● **Listed records**:
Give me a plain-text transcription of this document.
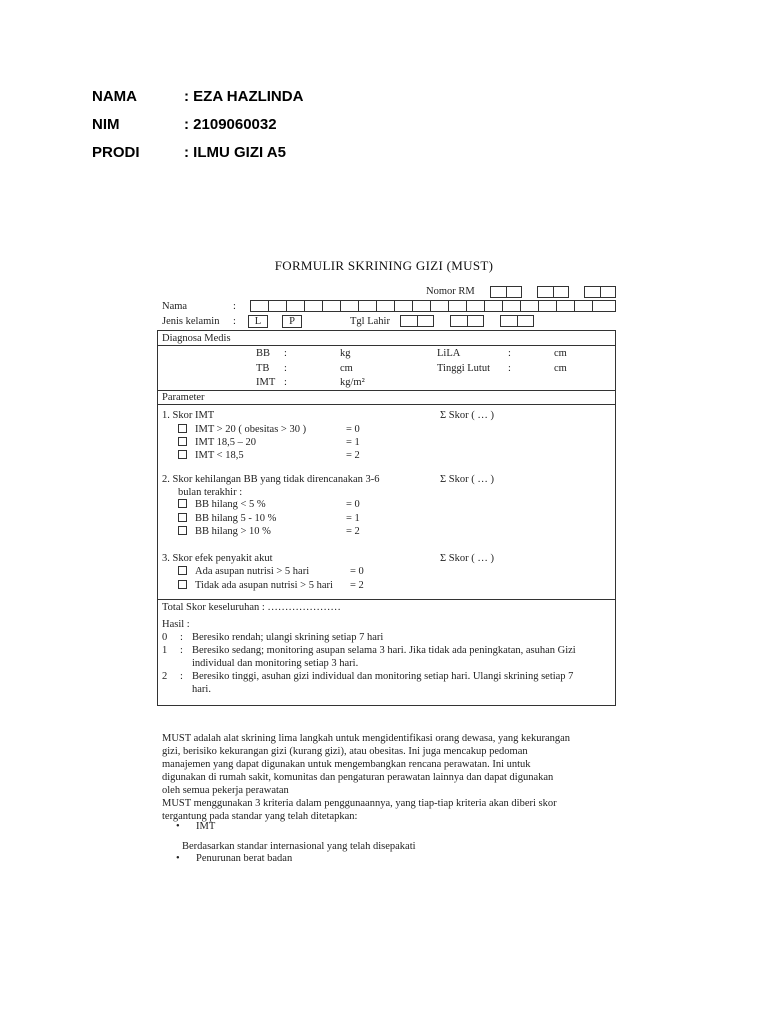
NAMA	: EZA HAZLINDA
NIM	: 2109060032
PRODI	: ILMU GIZI A5
FORMULIR SKRINING GIZI (MUST)
Nomor RM
Nama	:
Jenis kelamin :	L	P	Tgl Lahir
Diagnosa Medis
BB :	kg
TB :	cm
IMT :	kg/m²
LiLA	:	cm
Tinggi Lutut :	cm
Parameter
1. Skor IMT	Σ Skor ( … )
IMT > 20 ( obesitas > 30 )	= 0
IMT 18,5 – 20	= 1
IMT < 18,5	= 2
2. Skor kehilangan BB yang tidak direncanakan 3-6
bulan terakhir :
Σ Skor ( … )
BB hilang < 5 %	= 0
BB hilang 5 - 10 %	= 1
BB hilang > 10 %	= 2
3. Skor efek penyakit akut	Σ Skor ( … )
Ada asupan nutrisi > 5 hari	= 0
Tidak ada asupan nutrisi > 5 hari = 2
Total Skor keseluruhan : …………………
Hasil :
0 : Beresiko rendah; ulangi skrining setiap 7 hari
1 : Beresiko sedang; monitoring asupan selama 3 hari. Jika tidak ada peningkatan, asuhan Gizi
individual dan monitoring setiap 3 hari.
2 : Beresiko tinggi, asuhan gizi individual dan monitoring setiap hari. Ulangi skrining setiap 7
hari.
MUST adalah alat skrining lima langkah untuk mengidentifikasi orang dewasa, yang kekurangan
gizi, berisiko kekurangan gizi (kurang gizi), atau obesitas. Ini juga mencakup pedoman
manajemen yang dapat digunakan untuk mengembangkan rencana perawatan. Ini untuk
digunakan di rumah sakit, komunitas dan pengaturan perawatan lainnya dan dapat digunakan
oleh semua pekerja perawatan
MUST menggunakan 3 kriteria dalam penggunaannya, yang tiap-tiap kriteria akan diberi skor
tergantung pada standar yang telah ditetapkan:
• IMT
Berdasarkan standar internasional yang telah disepakati
• Penurunan berat badan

● **What is needed**: Reproduce each line word for word and drop the pictures.

● **Written response**:
Give me a plain-text transcription of this document.
NAMA	: EZA HAZLINDA
NIM	: 2109060032
PRODI	: ILMU GIZI A5
FORMULIR SKRINING GIZI (MUST)
Nomor RM
Nama	:
Jenis kelamin :	L	P	Tgl Lahir
Diagnosa Medis
BB :	kg
TB :	cm
IMT :	kg/m²
LiLA	:	cm
Tinggi Lutut :	cm
Parameter
1. Skor IMT	Σ Skor ( … )
IMT > 20 ( obesitas > 30 )	= 0
IMT 18,5 – 20	= 1
IMT < 18,5	= 2
2. Skor kehilangan BB yang tidak direncanakan 3-6
bulan terakhir :
Σ Skor ( … )
BB hilang < 5 %	= 0
BB hilang 5 - 10 %	= 1
BB hilang > 10 %	= 2
3. Skor efek penyakit akut	Σ Skor ( … )
Ada asupan nutrisi > 5 hari	= 0
Tidak ada asupan nutrisi > 5 hari = 2
Total Skor keseluruhan : …………………
Hasil :
0 : Beresiko rendah; ulangi skrining setiap 7 hari
1 : Beresiko sedang; monitoring asupan selama 3 hari. Jika tidak ada peningkatan, asuhan Gizi
individual dan monitoring setiap 3 hari.
2 : Beresiko tinggi, asuhan gizi individual dan monitoring setiap hari. Ulangi skrining setiap 7
hari.
MUST adalah alat skrining lima langkah untuk mengidentifikasi orang dewasa, yang kekurangan
gizi, berisiko kekurangan gizi (kurang gizi), atau obesitas. Ini juga mencakup pedoman
manajemen yang dapat digunakan untuk mengembangkan rencana perawatan. Ini untuk
digunakan di rumah sakit, komunitas dan pengaturan perawatan lainnya dan dapat digunakan
oleh semua pekerja perawatan
MUST menggunakan 3 kriteria dalam penggunaannya, yang tiap-tiap kriteria akan diberi skor
tergantung pada standar yang telah ditetapkan:
• IMT
Berdasarkan standar internasional yang telah disepakati
• Penurunan berat badan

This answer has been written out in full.